[Information provided]
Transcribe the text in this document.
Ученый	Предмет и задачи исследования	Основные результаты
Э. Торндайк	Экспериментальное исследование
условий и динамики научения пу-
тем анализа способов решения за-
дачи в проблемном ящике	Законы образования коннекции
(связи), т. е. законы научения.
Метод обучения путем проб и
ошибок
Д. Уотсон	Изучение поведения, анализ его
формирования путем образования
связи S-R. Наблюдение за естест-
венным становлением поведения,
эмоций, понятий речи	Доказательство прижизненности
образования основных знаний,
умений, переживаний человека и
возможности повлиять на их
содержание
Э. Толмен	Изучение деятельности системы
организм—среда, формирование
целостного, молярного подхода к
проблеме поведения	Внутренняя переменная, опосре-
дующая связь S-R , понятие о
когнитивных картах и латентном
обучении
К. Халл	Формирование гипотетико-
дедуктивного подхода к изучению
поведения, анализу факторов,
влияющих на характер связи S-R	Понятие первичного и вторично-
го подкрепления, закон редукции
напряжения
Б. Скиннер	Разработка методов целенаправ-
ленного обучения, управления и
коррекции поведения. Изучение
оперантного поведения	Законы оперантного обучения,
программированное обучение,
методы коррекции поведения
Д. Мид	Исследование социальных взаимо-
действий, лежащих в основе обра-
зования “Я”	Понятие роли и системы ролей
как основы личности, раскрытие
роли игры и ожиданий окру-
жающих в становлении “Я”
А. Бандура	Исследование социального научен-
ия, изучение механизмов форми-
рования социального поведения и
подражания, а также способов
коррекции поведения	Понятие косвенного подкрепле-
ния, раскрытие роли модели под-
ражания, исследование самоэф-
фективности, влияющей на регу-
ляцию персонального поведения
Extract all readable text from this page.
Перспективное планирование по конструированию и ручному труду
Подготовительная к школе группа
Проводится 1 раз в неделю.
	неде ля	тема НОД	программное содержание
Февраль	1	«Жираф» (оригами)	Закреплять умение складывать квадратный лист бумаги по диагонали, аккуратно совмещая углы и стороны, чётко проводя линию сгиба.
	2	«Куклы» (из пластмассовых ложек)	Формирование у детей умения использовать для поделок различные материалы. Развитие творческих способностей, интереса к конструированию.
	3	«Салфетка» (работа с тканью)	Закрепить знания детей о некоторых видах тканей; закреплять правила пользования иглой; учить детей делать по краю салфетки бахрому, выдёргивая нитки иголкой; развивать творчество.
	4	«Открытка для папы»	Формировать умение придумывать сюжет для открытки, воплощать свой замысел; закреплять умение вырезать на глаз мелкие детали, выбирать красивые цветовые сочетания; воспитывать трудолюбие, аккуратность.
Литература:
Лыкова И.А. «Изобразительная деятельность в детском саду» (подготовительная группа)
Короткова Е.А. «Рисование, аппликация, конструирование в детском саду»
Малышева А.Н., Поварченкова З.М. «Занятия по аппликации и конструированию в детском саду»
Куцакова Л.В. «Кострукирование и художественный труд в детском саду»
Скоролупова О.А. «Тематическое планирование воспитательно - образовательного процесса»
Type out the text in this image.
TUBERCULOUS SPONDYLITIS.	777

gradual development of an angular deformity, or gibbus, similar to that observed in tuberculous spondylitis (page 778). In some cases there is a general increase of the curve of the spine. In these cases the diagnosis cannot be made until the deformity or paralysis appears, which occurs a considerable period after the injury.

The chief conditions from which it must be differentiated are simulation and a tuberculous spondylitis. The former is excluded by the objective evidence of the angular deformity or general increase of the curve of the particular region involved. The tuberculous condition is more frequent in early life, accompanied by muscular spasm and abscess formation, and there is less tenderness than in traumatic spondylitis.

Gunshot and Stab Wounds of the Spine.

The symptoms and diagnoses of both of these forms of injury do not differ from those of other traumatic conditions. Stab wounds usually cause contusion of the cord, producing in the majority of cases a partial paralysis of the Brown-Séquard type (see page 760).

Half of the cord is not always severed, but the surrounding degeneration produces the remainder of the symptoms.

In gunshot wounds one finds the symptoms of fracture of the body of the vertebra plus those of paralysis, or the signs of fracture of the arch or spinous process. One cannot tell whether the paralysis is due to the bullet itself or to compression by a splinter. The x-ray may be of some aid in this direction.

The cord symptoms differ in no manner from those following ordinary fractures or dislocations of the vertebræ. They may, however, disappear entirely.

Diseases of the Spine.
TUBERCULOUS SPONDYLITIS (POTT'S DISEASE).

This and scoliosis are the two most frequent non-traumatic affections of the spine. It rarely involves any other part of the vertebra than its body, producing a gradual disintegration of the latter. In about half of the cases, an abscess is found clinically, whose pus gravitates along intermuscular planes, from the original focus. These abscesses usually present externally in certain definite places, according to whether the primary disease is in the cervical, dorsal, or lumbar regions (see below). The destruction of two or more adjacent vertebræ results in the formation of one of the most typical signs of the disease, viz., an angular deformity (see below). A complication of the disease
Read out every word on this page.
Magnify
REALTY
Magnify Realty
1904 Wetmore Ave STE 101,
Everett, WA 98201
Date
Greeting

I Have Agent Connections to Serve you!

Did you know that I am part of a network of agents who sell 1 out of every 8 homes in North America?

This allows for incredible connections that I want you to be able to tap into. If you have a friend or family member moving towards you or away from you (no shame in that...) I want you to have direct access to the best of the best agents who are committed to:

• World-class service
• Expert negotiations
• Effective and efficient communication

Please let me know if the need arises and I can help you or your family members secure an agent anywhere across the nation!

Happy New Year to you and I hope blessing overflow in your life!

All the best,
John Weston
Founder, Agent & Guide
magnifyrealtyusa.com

[Task details] Copy every line above that includes the string "conditions".

[Written answer]
The chief conditions from which it must be differentiated are simulation and a tuberculous spondylitis. The former is excluded by the objective evidence of the angular deformity or general increase of the curve of the particular region involved. The tuberculous condition is more frequent in early life, accompanied by muscular spasm and abscess formation, and there is less tenderness than in traumatic spondylitis.
The symptoms and diagnoses of both of these forms of injury do not differ from those of other traumatic conditions. Stab wounds usually cause contusion of the cord, producing in the majority of cases a partial paralysis of the Brown-Séquard type (see page 760).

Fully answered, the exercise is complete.